→ **Stated exercise**
Reproduce without any change everything from the line containing "menu-item-tv-aspect: TV Aspect [201, 468, 238, 477]" down to the line containing "step-3-heading-existing: When you", including both of those lines.

→ **Annotations of page elements**
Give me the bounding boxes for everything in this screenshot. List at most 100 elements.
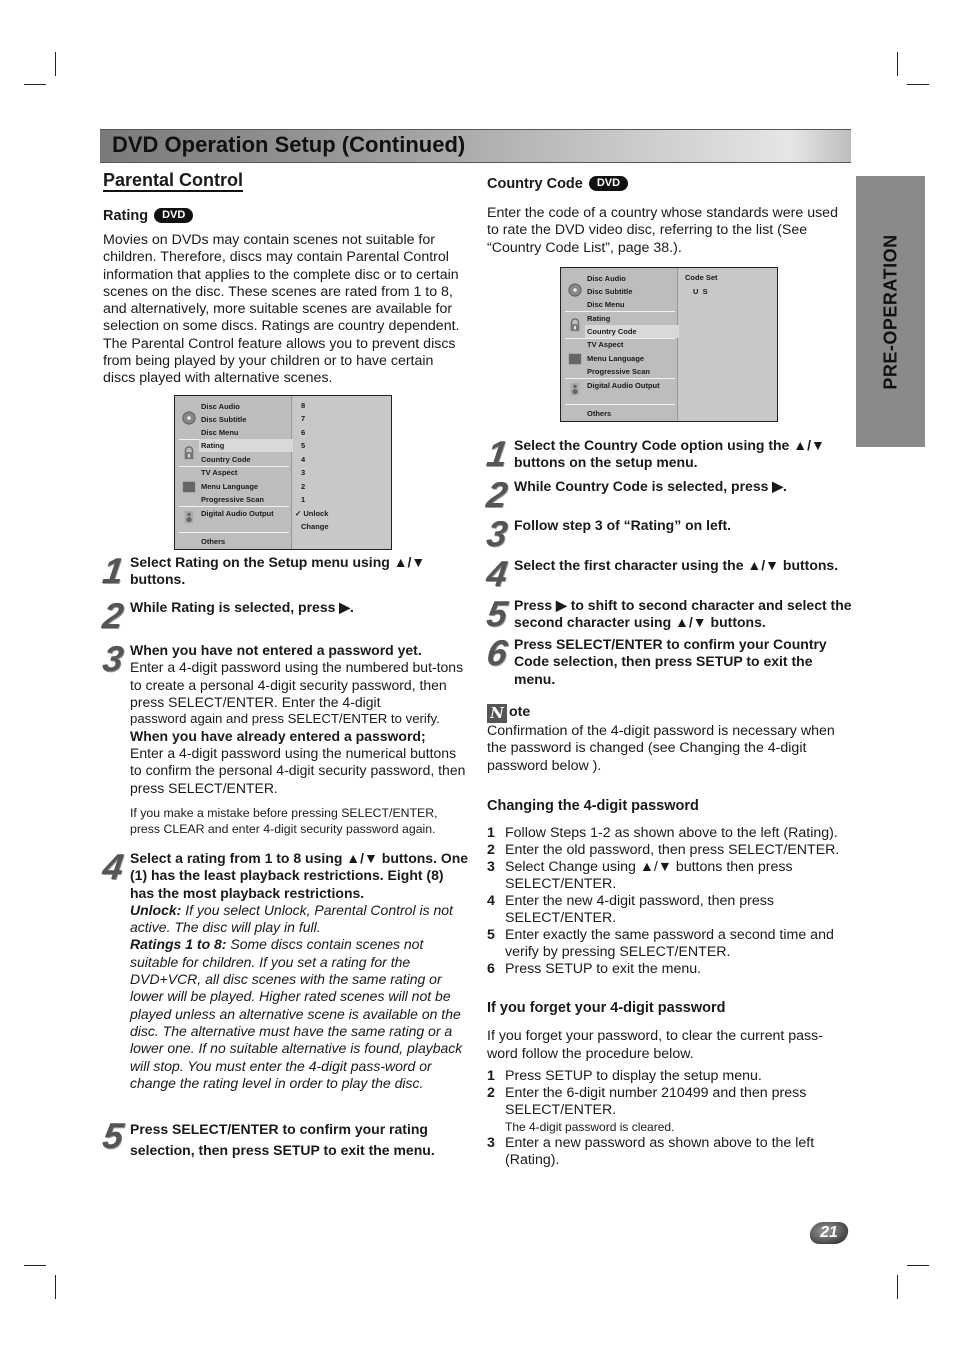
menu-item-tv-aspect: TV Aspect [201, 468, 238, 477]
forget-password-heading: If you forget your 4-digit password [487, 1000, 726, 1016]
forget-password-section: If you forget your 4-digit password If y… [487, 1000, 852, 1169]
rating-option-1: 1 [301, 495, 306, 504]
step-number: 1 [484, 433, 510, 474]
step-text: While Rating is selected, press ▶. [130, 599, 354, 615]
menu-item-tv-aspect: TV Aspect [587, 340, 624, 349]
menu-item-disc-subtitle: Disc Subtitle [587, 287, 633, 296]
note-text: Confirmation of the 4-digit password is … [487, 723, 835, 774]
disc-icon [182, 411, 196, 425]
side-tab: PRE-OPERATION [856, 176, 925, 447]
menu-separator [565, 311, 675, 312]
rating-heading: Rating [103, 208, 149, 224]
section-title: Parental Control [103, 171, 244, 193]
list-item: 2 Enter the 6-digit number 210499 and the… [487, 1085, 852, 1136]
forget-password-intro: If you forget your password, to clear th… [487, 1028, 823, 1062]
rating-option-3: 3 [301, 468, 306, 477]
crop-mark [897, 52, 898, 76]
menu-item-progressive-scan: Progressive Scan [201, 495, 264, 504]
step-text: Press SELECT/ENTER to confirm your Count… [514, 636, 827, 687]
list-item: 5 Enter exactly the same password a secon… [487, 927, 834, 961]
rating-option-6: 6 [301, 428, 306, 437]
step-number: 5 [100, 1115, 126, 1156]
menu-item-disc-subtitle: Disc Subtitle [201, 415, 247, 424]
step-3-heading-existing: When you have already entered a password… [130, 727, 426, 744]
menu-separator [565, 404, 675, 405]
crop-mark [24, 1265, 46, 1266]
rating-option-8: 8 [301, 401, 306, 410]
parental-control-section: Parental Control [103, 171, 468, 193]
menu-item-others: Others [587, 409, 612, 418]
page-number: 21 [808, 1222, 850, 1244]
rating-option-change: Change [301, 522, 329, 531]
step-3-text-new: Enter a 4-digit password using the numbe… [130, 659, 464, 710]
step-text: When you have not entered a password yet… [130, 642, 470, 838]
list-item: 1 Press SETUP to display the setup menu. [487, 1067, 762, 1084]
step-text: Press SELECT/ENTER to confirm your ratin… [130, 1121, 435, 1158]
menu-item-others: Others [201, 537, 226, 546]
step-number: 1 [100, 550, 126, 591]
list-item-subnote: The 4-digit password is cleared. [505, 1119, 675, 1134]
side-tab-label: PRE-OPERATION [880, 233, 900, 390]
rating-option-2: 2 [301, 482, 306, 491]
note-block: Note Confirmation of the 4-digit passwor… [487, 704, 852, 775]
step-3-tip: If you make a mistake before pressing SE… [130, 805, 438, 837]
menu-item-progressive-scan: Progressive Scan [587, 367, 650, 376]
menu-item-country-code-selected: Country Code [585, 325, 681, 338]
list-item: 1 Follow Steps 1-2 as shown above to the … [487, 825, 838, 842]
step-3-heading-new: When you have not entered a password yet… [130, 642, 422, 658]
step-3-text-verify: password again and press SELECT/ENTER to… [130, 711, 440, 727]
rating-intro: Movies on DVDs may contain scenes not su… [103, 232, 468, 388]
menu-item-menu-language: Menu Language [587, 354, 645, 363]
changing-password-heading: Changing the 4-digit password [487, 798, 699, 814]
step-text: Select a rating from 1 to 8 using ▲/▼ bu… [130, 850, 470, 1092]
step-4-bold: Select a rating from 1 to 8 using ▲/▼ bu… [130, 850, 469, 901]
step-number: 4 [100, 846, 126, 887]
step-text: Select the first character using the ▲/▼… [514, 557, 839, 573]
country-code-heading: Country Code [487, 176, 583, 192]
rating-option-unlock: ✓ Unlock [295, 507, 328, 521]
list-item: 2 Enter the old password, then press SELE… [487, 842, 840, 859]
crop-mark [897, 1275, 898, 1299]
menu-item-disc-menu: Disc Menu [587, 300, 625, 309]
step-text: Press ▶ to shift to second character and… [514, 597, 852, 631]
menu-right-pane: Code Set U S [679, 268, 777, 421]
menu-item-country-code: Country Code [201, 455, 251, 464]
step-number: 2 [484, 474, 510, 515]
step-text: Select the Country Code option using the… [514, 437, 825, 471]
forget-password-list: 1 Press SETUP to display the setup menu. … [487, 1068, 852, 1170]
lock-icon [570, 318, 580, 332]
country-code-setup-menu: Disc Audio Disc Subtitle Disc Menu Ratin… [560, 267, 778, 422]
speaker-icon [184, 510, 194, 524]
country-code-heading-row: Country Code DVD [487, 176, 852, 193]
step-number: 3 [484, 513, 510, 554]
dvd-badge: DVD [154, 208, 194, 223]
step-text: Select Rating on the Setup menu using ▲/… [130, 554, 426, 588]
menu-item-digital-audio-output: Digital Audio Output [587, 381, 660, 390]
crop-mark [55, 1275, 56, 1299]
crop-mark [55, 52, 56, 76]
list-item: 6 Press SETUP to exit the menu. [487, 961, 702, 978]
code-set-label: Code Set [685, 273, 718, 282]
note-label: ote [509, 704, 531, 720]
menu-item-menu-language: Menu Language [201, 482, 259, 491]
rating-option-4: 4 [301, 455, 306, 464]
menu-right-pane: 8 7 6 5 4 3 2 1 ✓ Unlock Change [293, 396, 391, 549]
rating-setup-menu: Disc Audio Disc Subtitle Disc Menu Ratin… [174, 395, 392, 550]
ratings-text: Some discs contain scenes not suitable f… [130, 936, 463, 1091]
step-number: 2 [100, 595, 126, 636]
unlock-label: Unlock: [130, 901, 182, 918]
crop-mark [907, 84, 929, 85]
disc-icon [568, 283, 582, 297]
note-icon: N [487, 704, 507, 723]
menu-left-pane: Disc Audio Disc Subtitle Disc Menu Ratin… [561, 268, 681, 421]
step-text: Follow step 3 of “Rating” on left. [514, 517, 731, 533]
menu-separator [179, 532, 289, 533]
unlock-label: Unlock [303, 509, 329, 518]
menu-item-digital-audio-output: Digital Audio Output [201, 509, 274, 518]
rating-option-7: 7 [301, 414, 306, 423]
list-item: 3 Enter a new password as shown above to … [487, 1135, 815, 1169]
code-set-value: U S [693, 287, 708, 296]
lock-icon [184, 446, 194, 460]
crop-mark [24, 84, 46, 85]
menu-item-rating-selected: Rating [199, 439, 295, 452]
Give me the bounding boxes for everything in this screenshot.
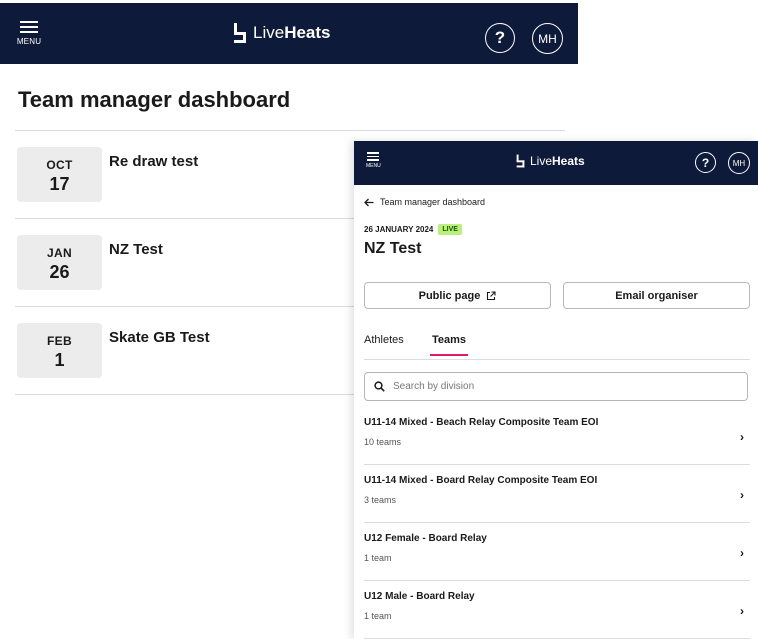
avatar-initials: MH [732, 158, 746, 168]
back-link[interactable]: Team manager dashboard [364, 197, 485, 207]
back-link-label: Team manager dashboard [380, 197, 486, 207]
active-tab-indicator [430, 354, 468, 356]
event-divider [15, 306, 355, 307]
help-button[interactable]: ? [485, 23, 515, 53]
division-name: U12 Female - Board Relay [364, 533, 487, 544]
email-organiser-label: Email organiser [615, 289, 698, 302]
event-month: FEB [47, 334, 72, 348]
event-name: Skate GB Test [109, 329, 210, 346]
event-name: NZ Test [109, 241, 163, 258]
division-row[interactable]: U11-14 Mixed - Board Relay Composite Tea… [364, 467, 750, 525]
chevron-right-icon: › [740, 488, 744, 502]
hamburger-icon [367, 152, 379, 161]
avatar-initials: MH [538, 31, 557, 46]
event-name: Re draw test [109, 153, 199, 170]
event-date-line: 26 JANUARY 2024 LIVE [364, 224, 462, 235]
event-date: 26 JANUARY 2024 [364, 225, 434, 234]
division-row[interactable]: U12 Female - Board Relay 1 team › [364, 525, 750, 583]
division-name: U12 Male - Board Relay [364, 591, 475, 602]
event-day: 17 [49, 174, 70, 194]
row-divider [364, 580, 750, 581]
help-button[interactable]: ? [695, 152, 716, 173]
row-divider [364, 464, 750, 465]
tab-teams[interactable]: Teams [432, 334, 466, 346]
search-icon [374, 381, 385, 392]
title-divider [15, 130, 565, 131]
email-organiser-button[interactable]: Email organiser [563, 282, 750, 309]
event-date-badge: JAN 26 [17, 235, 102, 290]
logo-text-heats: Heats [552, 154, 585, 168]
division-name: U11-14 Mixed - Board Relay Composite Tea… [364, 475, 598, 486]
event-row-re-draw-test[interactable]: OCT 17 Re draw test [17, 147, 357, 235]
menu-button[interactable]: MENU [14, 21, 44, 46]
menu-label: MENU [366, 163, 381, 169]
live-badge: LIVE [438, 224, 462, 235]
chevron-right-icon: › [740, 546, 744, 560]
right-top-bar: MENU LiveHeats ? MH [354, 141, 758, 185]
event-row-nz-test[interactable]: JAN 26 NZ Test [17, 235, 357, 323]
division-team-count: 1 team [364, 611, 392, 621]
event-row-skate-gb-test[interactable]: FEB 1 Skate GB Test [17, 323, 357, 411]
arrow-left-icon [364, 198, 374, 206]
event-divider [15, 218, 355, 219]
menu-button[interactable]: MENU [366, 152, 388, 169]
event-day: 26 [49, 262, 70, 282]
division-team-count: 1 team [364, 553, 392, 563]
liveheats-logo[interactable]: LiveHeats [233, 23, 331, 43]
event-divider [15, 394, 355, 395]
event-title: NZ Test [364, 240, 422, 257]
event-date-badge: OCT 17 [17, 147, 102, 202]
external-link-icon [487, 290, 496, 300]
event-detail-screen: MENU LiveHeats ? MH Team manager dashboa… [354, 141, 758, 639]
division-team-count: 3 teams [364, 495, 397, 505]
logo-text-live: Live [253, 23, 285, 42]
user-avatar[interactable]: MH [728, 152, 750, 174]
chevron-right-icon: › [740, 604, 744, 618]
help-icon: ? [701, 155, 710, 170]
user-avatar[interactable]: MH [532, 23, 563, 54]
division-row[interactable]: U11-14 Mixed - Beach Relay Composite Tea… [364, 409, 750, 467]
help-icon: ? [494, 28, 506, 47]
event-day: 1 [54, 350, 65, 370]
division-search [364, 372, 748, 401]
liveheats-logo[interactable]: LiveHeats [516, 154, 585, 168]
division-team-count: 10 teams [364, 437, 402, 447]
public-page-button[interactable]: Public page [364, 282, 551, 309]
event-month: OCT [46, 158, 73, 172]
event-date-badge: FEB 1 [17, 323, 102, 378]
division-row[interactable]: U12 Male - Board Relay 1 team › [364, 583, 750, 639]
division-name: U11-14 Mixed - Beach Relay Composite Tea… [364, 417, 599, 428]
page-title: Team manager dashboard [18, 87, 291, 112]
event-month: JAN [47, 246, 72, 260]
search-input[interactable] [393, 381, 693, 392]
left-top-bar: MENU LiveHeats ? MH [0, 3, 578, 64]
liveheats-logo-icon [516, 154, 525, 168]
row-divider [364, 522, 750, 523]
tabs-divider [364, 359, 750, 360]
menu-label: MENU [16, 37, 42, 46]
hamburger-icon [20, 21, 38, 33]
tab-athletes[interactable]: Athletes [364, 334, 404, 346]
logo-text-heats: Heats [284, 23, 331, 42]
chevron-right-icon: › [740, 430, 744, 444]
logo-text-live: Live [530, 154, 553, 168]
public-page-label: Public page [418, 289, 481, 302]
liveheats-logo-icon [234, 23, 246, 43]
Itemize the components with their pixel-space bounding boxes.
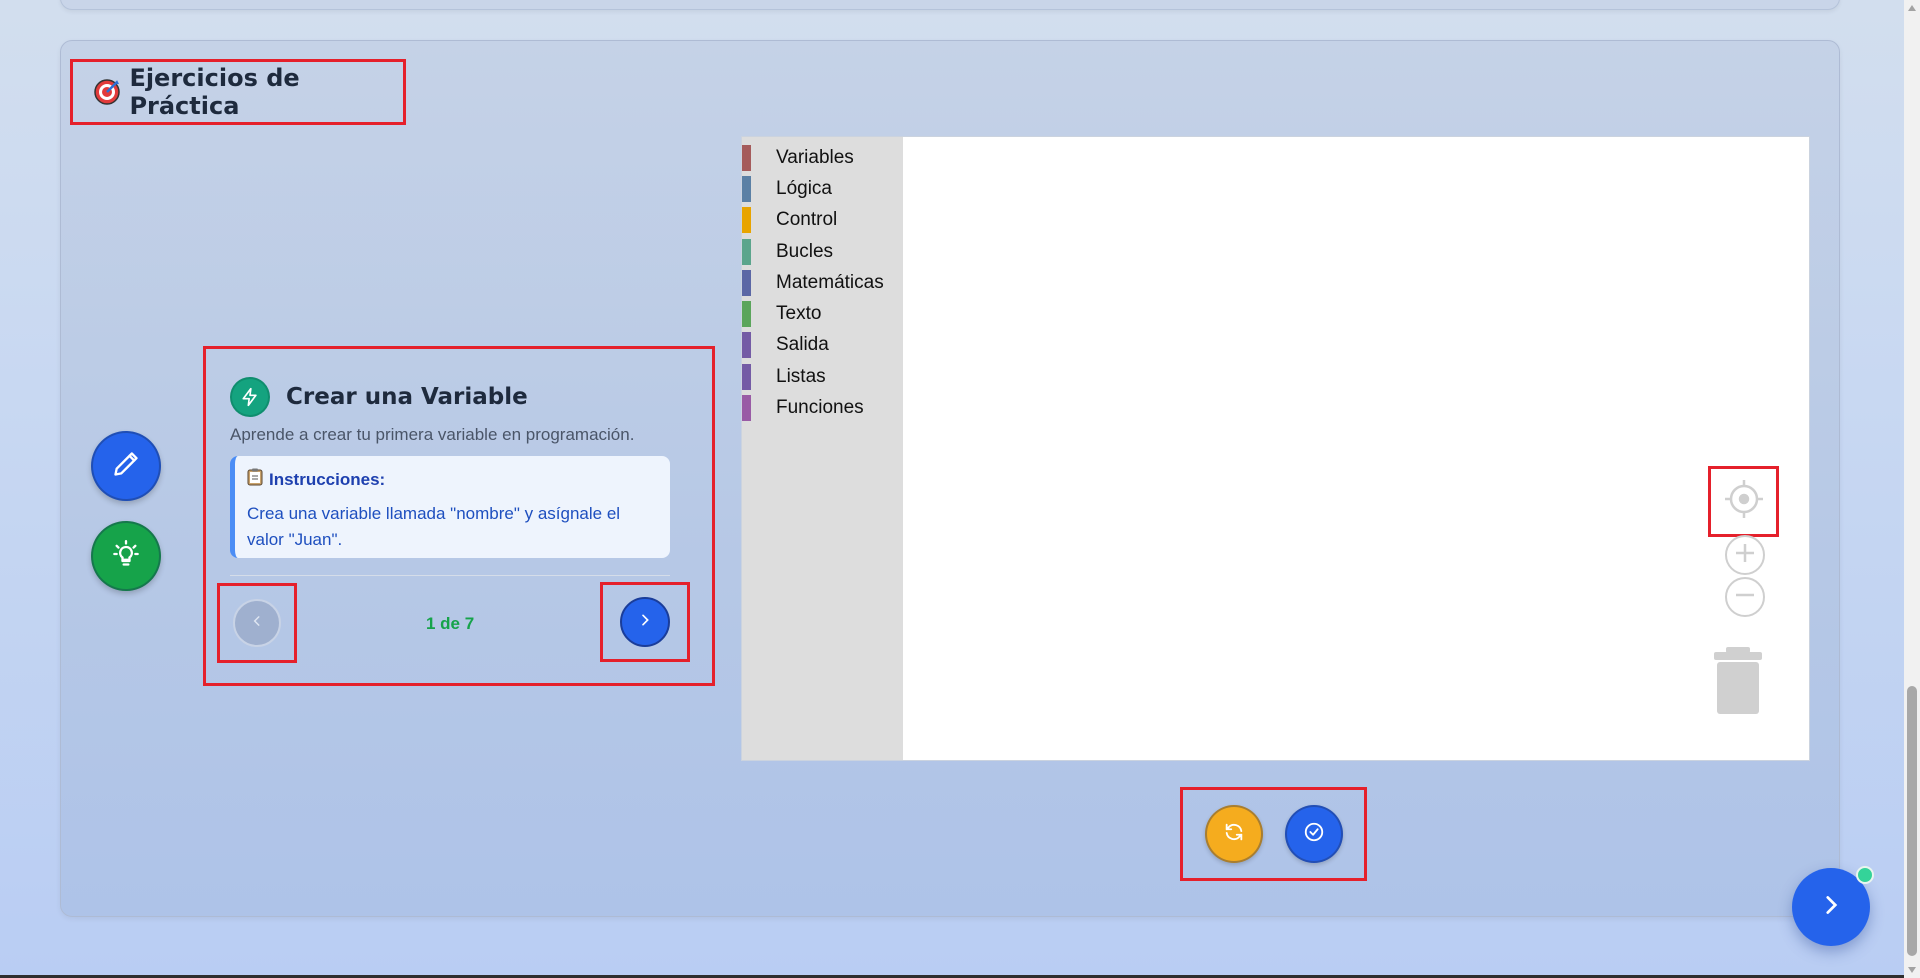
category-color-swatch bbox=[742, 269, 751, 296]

→ **Output for this task**
menu-item-tv-aspect: TV Aspect [201, 468, 238, 477]
forget-password-heading: If you forget your 4-digit password [487, 1000, 726, 1016]
forget-password-section: If you forget your 4-digit password If y… [487, 1000, 852, 1169]
rating-option-1: 1 [301, 495, 306, 504]
step-number: 1 [484, 433, 510, 474]
step-text: While Rating is selected, press ▶. [130, 599, 354, 615]
menu-item-tv-aspect: TV Aspect [587, 340, 624, 349]
menu-item-disc-subtitle: Disc Subtitle [587, 287, 633, 296]
note-text: Confirmation of the 4-digit password is … [487, 723, 835, 774]
disc-icon [182, 411, 196, 425]
side-tab: PRE-OPERATION [856, 176, 925, 447]
menu-separator [565, 311, 675, 312]
rating-heading: Rating [103, 208, 149, 224]
section-title: Parental Control [103, 171, 244, 193]
list-item: 2 Enter the 6-digit number 210499 and the… [487, 1085, 852, 1136]
forget-password-intro: If you forget your password, to clear th… [487, 1028, 823, 1062]
rating-option-3: 3 [301, 468, 306, 477]
crop-mark [897, 52, 898, 76]
menu-item-progressive-scan: Progressive Scan [201, 495, 264, 504]
step-text: Press SELECT/ENTER to confirm your Count… [514, 636, 827, 687]
list-item: 5 Enter exactly the same password a secon… [487, 927, 834, 961]
rating-option-6: 6 [301, 428, 306, 437]
step-number: 5 [100, 1115, 126, 1156]
menu-item-disc-subtitle: Disc Subtitle [201, 415, 247, 424]
step-3-heading-existing: When you have already entered a password… [130, 727, 426, 744]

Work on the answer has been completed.